_REQUEST:_ Pull every line that holds the word "Probably" from the entries.

Dataset rows about figures
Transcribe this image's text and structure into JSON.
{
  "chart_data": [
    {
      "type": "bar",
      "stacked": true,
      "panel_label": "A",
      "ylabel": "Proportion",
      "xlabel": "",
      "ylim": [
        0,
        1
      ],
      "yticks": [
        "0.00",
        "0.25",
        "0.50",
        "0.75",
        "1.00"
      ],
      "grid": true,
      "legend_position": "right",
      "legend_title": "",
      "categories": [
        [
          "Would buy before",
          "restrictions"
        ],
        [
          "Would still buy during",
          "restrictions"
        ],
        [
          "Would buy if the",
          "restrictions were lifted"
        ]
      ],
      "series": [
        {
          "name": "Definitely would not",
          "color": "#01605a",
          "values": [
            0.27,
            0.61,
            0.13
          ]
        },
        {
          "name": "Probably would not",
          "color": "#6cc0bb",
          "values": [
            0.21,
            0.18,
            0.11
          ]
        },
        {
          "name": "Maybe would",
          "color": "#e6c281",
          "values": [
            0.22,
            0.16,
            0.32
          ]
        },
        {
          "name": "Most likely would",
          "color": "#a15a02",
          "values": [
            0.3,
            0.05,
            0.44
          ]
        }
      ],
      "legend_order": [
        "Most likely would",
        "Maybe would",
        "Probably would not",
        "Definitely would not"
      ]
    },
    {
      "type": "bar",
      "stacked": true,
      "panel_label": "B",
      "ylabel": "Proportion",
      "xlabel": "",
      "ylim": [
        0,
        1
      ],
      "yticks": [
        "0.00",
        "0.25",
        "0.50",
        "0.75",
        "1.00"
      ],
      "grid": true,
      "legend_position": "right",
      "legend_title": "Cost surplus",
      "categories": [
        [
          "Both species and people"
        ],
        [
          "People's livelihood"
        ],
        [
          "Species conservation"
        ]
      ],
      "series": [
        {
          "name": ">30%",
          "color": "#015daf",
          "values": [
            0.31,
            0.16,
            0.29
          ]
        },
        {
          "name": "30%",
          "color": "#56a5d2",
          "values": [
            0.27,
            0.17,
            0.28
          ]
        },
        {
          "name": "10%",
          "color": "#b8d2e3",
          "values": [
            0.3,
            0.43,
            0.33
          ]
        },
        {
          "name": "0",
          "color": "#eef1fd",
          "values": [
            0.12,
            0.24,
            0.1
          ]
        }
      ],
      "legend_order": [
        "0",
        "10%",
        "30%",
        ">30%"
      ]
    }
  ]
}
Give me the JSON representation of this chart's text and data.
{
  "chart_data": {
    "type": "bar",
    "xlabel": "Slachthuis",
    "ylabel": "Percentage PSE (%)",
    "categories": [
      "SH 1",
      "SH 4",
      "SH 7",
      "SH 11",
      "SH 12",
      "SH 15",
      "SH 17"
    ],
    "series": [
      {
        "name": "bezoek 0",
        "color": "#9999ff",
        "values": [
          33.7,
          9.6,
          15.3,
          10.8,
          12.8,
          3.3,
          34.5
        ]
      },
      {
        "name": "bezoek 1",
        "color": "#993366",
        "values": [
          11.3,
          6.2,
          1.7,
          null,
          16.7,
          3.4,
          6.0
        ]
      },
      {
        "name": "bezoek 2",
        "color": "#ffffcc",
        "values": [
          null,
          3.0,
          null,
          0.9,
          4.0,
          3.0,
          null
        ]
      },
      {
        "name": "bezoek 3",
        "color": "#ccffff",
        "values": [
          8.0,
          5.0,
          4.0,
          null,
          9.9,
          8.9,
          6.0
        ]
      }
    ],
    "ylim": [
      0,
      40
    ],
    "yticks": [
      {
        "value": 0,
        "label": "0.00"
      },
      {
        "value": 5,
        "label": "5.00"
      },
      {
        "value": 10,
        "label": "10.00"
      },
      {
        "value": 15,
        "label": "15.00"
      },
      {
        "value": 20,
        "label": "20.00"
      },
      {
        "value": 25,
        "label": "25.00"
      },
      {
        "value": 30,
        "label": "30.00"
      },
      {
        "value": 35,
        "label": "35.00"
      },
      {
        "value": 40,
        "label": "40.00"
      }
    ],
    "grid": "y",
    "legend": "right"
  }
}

_REPLY TO THE TASK:_
          "name": "Probably would not",
        "Probably would not",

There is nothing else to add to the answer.